> **WRITTEN PROBLEM**
From the listing below, extract every line in which the word "미세누유" appears.

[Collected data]

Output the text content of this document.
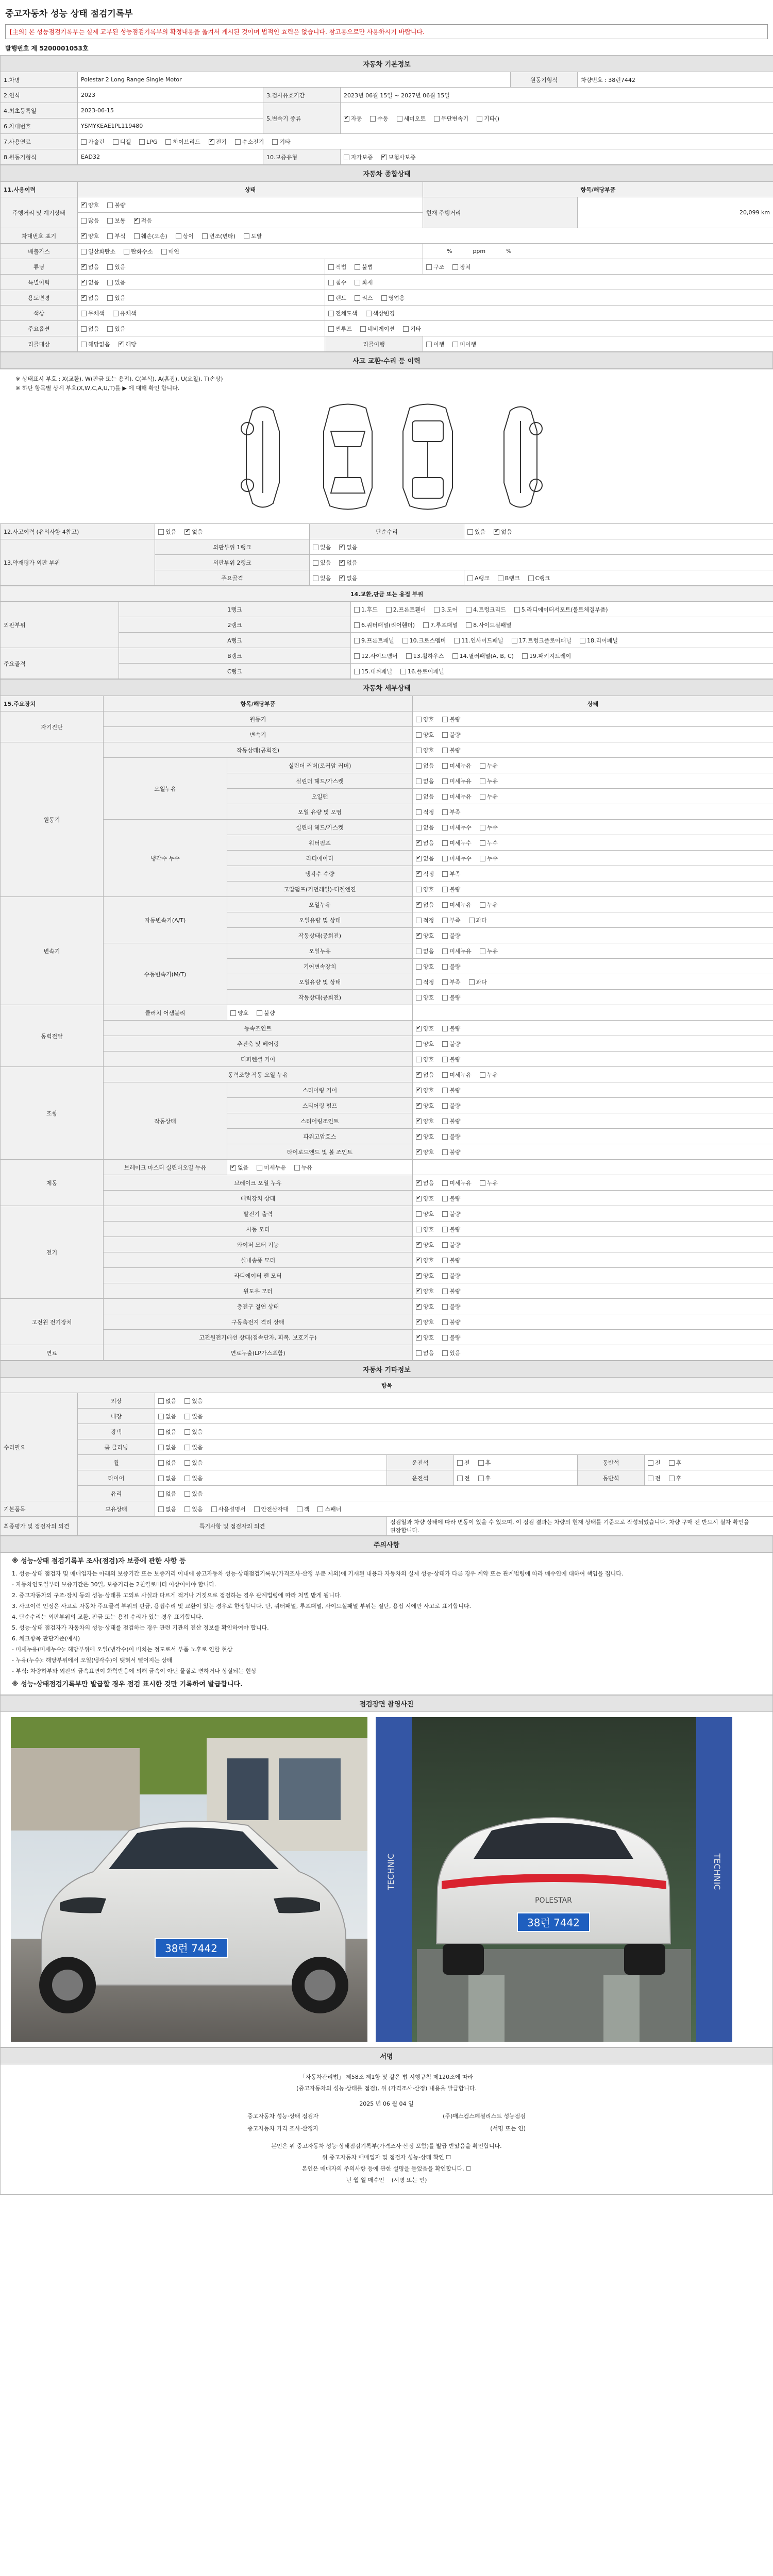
중고자동차 성능 상태 점검기록부
[主의] 본 성능점검기록부는 실제 교부된 성능점검기록부의 확정내용을 옮겨서 게시된 것이며 법적인 효력은 없습니다. 참고용으로만 사용하시기 바랍니다.
발행번호 제 5200001053호
자동차 기본정보					
1.차명	Polestar 2 Long Range Single Motor			원동기형식	차량번호 : 38런7442
2.연식	2023	3.검사유효기간	2023년 06월 15일 ~ 2027년 06월 15일		
4.최초등록일	2023-06-15	5.변속기 종류	✔자동 수동 세미오토 무단변속기 기타()
6.차대번호	YSMYKEAE1PL119480				
7.사용연료	가솔린 디젤 LPG 하이브리드 ✔ 전기 수소전기 기타
8.원동기형식	EAD32	10.보증유형	자가보증 ✔ 보험사보증
자동차 종합상태				
11.사용이력	상태		항목/해당부품	
주행거리 및 계기상태	✔양호 불량		현재 주행거리	20,099 km
	많음 보통 ✔ 적음
차대번호 표기	✔양호 부식 훼손(오손) 상이 변조(변타) 도말
배출가스	일산화탄소 탄화수소 매연		% ppm %	
튜닝	✔없음 있음	적법 불법	구조 장치	
특별이력	✔없음 있음	침수 화재		
용도변경	✔없음 있음	렌트 리스 영업용		
색상	무채색 유채색	전체도색 색상변경		
주요옵션	없음 있음	썬루프 네비게이션 기타		
리콜대상	해당없음 ✔ 해당	리콜이행	이행 미이행	
사고 교환·수리 등 이력
※ 상태표시 부호 : X(교환), W(판금 또는 용접), C(부식), A(흠집), U(요철), T(손상)
※ 하단 항목별 상세 부호(X,W,C,A,U,T)를 ▶ 에 대해 확인 합니다.
12.사고이력 (유의사항 4참고)	있음 ✔ 없음	단순수리	있음 ✔ 없음
13.약재평가 외판 부위	외판부위 1랭크	있음 ✔ 없음
	외판부위 2랭크	있음 ✔ 없음
	주요골격	있음 ✔ 없음	A랭크 B랭크 C랭크
14.교환,판금 또는 용접 부위		
외판부위	1랭크	1.후드 2.프론트휀더 3.도어 4.트렁크리드 5.라디에이터서포트(볼트체결부품)
	2랭크	6.쿼터패널(리어휀더) 7.루프패널 8.사이드실패널
	A랭크	9.프론트패널 10.크로스멤버 11.인사이드패널 17.트렁크플로어패널 18.리어패널
주요골격	B랭크	12.사이드멤버 13.휠하우스 14.필러패널(A, B, C) 19.패키지트레이
	C랭크	15.대쉬패널 16.플로어패널
자동차 세부상태			
15.주요장치	항목/해당부품		상태
자기진단	원동기		양호 불량
	변속기		양호 불량
원동기	작동상태(공회전)		양호 불량
	오일누유	실린더 커버(로커암 커버)	없음 미세누유 누유
		실린더 헤드/가스켓	없음 미세누유 누유
		오일팬	없음 미세누유 누유
		오일 유량 및 오염	적정 부족
	냉각수 누수	실린더 헤드/가스켓	없음 미세누수 누수
		워터펌프	✔없음 미세누수 누수
		라디에이터	✔없음 미세누수 누수
		냉각수 수량	✔적정 부족
		고압펌프(커먼레일)-디젤엔진	양호 불량
변속기	자동변속기(A/T)	오일누유	✔없음 미세누유 누유
		오일유량 및 상태	적정 부족 과다
		작동상태(공회전)	✔양호 불량
	수동변속기(M/T)	오일누유	없음 미세누유 누유
		기어변속장치	양호 불량
		오일유량 및 상태	적정 부족 과다
		작동상태(공회전)	양호 불량
동력전달	클러치 어셈블리	양호 불량	
	등속조인트	✔양호 불량
	추진축 및 베어링		양호 불량
	디퍼렌셜 기어		양호 불량
조향	동력조향 작동 오일 누유	✔없음 미세누유 누유
	작동상태	스티어링 기어	✔양호 불량
		스티어링 펌프	✔양호 불량
		스티어링조인트	✔양호 불량
		파워고압호스	✔양호 불량
		타이로드엔드 및 볼 조인트	✔양호 불량
제동	브레이크 마스터 실린더오일 누유	✔없음 미세누유 누유
	브레이크 오일 누유	✔없음 미세누유 누유
	배력장치 상태	✔양호 불량
전기	발전기 출력		양호 불량
	시동 모터		양호 불량
	와이퍼 모터 기능	✔양호 불량
	실내송풍 모터	✔양호 불량
	라디에이터 팬 모터	✔양호 불량
	윈도우 모터	✔양호 불량
고전원 전기장치	충전구 절연 상태	✔양호 불량
	구동축전지 격리 상태	✔양호 불량
	고전원전기배선 상태(접속단자, 피복, 보호기구)	✔양호 불량
연료	연료누출(LP가스포함)		없음 있음
자동차 기타정보						
항목						
수리필요	외장	없음 있음				
	내장	없음 있음				
	광택	없음 있음				
	룸 클리닝	없음 있음				
	휠	없음 있음	운전석	전 후	동반석	전 후
	타이어	없음 있음	운전석	전 후	동반석	전 후
	유리	없음 있음				
기본품목	보유상태	없음 있음 사용설명서 안전삼각대 잭 스패너				
최종평가 및 점검자의 의견	특기사항 및 점검자의 의견		점검일과 차량 상태에 따라 변동이 있을 수 있으며, 이 점검 결과는 차량의 현재 상태를 기준으로 작성되었습니다. 차량 구매 전 반드시 실차 확인을 권장합니다.			
주의사항
※ 성능·상태 점검기록부 조사(점검)자 보증에 관한 사항 등

1. 성능·상태 점검자 및 매매업자는 아래의 보증기간 또는 보증거리 이내에 중고자동차 성능·상태점검기록부(가격조사·산정 부분 제외)에 기재된 내용과 자동차의 실제 성능·상태가 다른 경우 계약 또는 관계법령에 따라 매수인에 대하여 책임을 집니다.

- 자동차인도일부터 보증기간은 30일, 보증거리는 2천킬로미터 이상이어야 합니다.

2. 중고자동차의 구조·장치 등의 성능·상태를 고의로 사실과 다르게 적거나 거짓으로 점검하는 경우 관계법령에 따라 처벌 받게 됩니다.

3. 사고이력 인정은 사고로 자동차 주요골격 부위의 판금, 용접수리 및 교환이 있는 경우로 한정합니다. 단, 쿼터패널, 루프패널, 사이드실패널 부위는 절단, 용접 시에만 사고로 표기합니다.

4. 단순수리는 외판부위의 교환, 판금 또는 용접 수리가 있는 경우 표기합니다.

5. 성능·상태 점검자가 자동차의 성능·상태를 점검하는 경우 관련 기관의 전산 정보를 확인하여야 합니다.

6. 체크항목 판단기준(예시)

- 미세누유(미세누수): 해당부위에 오일(냉각수)이 비치는 정도로서 부품 노후로 인한 현상

- 누유(누수): 해당부위에서 오일(냉각수)이 맺혀서 떨어지는 상태

- 부식: 차량하부와 외판의 금속표면이 화학반응에 의해 금속이 아닌 물질로 변하거나 상실되는 현상

※ 성능·상태점검기록부만 발급할 경우 점검 표시한 것만 기록하여 발급합니다.
점검장면 촬영사진
38런 7442
TECHNIC	TECHNIC
POLESTAR
38런 7442
서명
「자동차관리법」 제58조 제1항 및 같은 법 시행규칙 제120조에 따라
(중고자동차의 성능·상태를 점검), 위 (가격조사·산정) 내용을 발급합니다.
2025 년 06 월 04 일
중고자동차 성능·상태 점검자	(주)매스컴스페셜리스트 성능점검
중고자동차 가격 조사·산정자	(서명 또는 인)
본인은 위 중고자동차 성능·상태점검기록부(가격조사·산정 포함)를 발급 받았음을 확인합니다.
위 중고자동차 매매업자 및 점검자 성능·상태 확인 ☐
본인은 매매자의 주의사항 등에 관한 설명을 듣었음을 확인합니다. ☐
년 월 일 매수인 (서명 또는 인)
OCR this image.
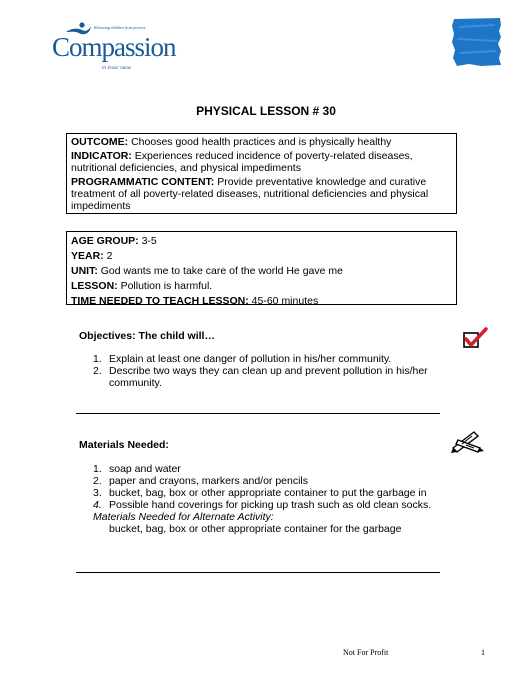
Releasing children from poverty
Compassion
in Jesus' name
PHYSICAL LESSON # 30

OUTCOME: Chooses good health practices and is physically healthy

INDICATOR: Experiences reduced incidence of poverty-related diseases, nutritional deficiencies, and physical impediments

PROGRAMMATIC CONTENT: Provide preventative knowledge and curative treatment of all poverty-related diseases, nutritional deficiencies and physical impediments

AGE GROUP: 3-5

YEAR: 2

UNIT: God wants me to take care of the world He gave me

LESSON: Pollution is harmful.

TIME NEEDED TO TEACH LESSON: 45-60 minutes

Objectives: The child will…
1. Explain at least one danger of pollution in his/her community.
2. Describe two ways they can clean up and prevent pollution in his/her community.
Materials Needed:
1. soap and water
2. paper and crayons, markers and/or pencils
3. bucket, bag, box or other appropriate container to put the garbage in
4. Possible hand coverings for picking up trash such as old clean socks.
Materials Needed for Alternate Activity:
bucket, bag, box or other appropriate container for the garbage
Not For Profit	1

> **SOLUTION BELOW**
	오일누유	실린더 커버(로커암 커버)	없음 미세누유 누유
		실린더 헤드/가스켓	없음 미세누유 누유
		오일팬	없음 미세누유 누유
변속기	자동변속기(A/T)	오일누유	✔없음 미세누유 누유
	수동변속기(M/T)	오일누유	없음 미세누유 누유
조향	동력조향 작동 오일 누유	✔없음 미세누유 누유
제동	브레이크 마스터 실린더오일 누유	✔없음 미세누유 누유
	브레이크 오일 누유	✔없음 미세누유 누유
- 미세누유(미세누수): 해당부위에 오일(냉각수)이 비치는 정도로서 부품 노후로 인한 현상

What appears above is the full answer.